From the entries below, copy every line that holds the word "xlabel".

%%

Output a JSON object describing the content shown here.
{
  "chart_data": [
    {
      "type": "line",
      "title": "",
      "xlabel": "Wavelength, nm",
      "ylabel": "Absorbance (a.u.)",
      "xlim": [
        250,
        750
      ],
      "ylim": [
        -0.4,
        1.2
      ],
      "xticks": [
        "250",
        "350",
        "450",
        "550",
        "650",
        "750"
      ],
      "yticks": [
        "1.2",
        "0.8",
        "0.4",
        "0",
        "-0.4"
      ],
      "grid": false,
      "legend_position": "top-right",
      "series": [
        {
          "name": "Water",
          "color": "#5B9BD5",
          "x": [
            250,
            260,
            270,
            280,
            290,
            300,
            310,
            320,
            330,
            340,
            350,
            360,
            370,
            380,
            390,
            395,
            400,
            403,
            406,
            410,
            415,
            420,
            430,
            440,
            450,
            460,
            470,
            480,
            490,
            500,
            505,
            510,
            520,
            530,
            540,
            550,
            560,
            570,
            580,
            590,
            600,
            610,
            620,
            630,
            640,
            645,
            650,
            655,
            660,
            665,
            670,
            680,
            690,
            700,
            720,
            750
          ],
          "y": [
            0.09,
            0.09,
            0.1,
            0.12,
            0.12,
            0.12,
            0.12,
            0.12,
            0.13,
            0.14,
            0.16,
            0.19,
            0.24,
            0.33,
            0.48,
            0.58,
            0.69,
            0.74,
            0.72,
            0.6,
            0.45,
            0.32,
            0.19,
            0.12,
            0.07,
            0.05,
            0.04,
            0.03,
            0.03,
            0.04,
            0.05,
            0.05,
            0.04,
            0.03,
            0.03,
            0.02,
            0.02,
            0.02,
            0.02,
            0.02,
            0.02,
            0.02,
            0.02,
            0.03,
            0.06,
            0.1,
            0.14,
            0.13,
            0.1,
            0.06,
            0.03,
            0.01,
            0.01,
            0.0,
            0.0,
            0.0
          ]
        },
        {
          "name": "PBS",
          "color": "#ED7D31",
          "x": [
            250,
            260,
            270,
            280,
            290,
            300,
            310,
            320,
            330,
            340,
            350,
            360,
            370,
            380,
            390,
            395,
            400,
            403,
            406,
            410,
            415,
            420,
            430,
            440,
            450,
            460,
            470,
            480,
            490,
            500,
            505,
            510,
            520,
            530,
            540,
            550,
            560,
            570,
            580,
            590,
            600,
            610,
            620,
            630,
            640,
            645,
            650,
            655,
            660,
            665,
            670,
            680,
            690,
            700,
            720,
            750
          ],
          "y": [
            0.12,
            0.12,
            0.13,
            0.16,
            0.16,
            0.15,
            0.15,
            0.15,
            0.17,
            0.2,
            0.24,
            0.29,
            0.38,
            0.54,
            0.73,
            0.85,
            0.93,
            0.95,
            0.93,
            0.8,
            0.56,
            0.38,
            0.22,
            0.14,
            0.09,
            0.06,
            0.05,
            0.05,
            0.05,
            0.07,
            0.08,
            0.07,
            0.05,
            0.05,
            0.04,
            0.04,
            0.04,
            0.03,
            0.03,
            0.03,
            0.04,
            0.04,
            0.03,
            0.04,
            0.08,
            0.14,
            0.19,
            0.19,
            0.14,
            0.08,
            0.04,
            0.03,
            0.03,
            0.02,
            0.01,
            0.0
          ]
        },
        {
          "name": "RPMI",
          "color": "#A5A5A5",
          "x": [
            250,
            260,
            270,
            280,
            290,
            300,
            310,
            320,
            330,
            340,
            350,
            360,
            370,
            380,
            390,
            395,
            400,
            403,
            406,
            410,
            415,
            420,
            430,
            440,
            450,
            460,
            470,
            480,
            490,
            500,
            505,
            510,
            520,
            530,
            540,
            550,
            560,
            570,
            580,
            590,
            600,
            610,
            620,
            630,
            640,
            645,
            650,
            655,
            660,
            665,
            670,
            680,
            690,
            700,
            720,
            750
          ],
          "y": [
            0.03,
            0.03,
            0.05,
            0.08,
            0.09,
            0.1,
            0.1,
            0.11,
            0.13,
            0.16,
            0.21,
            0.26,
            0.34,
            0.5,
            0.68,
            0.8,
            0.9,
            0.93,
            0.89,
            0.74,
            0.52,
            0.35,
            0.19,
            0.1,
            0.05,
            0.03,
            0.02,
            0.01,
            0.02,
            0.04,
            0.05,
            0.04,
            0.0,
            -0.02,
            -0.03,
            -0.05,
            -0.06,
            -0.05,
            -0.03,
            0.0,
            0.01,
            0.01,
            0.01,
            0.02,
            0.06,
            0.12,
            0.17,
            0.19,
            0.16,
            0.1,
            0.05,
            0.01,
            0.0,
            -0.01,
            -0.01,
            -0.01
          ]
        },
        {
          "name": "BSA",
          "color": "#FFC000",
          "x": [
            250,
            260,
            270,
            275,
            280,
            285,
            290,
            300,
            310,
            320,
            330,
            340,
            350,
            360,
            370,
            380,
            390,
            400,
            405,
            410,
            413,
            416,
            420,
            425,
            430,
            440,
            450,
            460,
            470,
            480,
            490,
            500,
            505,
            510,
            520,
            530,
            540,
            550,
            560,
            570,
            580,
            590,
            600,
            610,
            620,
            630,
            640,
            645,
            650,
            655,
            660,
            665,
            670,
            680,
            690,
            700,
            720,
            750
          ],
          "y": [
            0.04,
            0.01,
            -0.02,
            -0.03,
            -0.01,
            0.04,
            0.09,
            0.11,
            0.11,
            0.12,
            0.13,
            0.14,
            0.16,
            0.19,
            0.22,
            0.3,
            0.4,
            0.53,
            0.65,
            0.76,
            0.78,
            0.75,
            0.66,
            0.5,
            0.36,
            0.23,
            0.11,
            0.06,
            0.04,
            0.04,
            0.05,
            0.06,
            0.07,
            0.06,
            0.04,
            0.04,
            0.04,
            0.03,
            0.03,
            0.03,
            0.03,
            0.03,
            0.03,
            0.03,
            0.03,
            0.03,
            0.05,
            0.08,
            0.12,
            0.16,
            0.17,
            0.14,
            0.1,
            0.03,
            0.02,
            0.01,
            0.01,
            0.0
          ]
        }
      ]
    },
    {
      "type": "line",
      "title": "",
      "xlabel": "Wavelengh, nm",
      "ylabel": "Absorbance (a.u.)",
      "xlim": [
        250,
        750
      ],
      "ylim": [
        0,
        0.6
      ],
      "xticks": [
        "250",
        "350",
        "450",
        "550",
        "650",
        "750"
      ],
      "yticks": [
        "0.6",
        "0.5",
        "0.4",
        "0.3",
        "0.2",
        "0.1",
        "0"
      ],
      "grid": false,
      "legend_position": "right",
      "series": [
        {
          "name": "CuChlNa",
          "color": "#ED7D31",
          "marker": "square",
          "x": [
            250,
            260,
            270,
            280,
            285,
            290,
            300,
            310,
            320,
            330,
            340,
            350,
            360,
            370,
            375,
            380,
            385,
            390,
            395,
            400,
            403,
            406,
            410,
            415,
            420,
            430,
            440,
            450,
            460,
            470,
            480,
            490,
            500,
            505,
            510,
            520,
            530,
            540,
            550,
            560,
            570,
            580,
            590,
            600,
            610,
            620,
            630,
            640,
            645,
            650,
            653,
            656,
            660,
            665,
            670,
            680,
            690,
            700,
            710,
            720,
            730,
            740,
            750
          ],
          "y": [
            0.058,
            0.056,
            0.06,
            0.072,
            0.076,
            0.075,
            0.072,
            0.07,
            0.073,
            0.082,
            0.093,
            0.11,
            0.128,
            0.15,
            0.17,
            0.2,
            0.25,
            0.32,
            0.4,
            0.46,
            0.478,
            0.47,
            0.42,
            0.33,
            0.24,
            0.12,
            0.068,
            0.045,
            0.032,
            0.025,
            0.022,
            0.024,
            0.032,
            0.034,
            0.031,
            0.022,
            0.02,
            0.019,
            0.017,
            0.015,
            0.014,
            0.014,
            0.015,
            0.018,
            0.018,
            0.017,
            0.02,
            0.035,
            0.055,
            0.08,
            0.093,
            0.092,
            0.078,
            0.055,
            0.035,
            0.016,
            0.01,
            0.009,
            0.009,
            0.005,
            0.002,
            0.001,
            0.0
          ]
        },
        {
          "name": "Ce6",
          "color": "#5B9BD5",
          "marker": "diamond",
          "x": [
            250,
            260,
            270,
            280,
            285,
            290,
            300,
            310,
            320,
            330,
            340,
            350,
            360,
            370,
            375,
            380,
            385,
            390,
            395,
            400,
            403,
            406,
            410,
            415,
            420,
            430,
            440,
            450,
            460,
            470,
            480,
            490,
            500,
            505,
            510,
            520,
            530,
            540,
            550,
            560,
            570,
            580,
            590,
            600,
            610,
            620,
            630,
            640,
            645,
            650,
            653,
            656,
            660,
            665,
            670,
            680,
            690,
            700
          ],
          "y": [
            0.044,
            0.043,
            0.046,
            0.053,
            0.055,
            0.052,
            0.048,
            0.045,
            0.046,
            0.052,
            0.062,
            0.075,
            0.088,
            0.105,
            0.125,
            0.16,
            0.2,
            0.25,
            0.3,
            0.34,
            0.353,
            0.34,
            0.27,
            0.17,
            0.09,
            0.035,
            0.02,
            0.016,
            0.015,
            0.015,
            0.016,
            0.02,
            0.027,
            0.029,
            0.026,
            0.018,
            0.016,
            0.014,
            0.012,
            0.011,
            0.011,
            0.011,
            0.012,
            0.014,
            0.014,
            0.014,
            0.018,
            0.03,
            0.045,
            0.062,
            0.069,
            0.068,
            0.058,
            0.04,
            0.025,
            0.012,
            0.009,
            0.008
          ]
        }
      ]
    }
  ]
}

%%

● SOLVED EXERCISE
      "xlabel": "Wavelength, nm",
      "xlabel": "Wavelengh, nm",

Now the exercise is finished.